__What you need to do__.
Copy each line below that includes "根据题意".

__Data for this task__.
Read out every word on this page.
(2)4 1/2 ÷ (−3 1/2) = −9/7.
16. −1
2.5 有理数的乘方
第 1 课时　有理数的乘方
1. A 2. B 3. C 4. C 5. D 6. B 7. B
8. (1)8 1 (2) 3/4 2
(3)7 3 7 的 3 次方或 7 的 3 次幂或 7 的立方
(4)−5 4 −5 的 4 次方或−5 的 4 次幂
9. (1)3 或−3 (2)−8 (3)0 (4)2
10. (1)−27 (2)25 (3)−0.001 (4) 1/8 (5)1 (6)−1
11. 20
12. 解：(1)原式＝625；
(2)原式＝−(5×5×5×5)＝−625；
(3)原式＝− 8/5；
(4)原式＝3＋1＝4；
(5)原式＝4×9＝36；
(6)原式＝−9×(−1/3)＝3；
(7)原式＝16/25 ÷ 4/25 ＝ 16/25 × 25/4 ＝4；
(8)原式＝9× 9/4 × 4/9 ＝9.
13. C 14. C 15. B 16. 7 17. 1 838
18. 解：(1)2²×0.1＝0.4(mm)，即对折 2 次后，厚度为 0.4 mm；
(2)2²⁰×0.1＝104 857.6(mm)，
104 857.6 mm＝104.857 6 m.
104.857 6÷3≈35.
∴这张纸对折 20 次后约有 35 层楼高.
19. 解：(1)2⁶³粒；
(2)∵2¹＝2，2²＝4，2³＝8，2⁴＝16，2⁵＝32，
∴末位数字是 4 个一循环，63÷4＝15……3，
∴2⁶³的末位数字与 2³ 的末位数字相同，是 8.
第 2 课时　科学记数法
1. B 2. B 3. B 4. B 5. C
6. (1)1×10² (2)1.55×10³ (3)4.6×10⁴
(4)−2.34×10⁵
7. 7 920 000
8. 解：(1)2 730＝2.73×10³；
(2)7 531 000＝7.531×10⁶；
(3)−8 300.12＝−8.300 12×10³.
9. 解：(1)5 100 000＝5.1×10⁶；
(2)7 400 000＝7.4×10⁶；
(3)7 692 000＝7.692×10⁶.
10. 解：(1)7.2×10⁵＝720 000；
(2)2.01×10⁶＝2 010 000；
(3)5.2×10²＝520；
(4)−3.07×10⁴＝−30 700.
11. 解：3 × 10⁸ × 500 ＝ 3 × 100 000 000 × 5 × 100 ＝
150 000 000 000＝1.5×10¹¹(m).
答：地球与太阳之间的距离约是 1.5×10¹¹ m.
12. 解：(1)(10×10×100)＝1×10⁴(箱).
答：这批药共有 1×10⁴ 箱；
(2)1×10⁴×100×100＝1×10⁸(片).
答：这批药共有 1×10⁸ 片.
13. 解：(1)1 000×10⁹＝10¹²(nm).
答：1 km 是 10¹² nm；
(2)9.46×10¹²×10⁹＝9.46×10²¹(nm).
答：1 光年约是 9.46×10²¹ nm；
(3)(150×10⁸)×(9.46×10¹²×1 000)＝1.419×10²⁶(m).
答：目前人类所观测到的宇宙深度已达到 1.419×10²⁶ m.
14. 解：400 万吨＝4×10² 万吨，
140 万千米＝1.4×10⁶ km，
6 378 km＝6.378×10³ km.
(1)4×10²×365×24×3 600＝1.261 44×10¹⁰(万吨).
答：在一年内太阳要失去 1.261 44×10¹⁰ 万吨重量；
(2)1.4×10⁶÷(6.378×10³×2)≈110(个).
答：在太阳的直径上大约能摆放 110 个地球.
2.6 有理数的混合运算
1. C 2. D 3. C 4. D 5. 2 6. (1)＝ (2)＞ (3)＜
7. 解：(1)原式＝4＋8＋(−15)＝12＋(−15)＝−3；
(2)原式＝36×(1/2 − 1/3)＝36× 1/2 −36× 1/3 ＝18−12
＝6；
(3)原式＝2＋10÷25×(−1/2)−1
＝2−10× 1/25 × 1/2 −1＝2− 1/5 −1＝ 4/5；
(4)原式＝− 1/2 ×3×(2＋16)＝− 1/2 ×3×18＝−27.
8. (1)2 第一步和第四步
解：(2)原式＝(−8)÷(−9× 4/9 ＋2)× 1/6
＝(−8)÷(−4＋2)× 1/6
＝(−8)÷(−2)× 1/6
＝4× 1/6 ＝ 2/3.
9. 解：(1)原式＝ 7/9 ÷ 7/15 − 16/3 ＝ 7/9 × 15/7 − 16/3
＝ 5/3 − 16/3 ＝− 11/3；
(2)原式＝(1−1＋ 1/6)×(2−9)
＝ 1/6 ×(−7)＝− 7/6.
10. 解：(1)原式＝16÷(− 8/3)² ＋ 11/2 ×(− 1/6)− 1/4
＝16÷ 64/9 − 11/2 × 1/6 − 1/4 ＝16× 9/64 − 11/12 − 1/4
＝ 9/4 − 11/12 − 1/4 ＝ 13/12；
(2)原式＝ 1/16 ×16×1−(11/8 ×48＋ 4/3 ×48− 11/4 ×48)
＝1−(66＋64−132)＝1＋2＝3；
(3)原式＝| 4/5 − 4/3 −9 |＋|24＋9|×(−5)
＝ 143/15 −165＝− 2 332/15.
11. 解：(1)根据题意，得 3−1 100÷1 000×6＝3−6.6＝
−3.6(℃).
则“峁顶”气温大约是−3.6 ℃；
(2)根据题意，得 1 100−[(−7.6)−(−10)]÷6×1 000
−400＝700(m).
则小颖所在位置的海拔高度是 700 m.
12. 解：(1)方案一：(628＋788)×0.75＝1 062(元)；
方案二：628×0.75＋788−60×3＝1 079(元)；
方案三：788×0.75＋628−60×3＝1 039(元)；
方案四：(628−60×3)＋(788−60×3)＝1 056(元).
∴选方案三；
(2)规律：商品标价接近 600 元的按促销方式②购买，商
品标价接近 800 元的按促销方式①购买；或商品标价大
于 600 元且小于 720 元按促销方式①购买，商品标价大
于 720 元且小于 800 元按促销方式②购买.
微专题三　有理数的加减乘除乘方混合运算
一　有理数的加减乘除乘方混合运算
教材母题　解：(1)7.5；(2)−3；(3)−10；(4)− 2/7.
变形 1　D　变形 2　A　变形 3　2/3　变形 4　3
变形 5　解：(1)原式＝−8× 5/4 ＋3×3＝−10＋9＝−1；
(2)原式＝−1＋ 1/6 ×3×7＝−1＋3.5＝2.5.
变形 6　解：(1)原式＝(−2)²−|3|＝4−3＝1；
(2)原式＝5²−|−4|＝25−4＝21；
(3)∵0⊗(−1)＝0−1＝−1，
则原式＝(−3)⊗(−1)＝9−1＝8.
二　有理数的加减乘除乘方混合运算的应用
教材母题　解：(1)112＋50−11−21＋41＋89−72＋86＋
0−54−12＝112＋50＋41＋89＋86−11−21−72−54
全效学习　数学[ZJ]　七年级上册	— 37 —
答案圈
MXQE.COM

__Response to this exercise__.
11. 解：(1)根据题意，得 3−1 100÷1 000×6＝3−6.6＝
(2)根据题意，得 1 100−[(−7.6)−(−10)]÷6×1 000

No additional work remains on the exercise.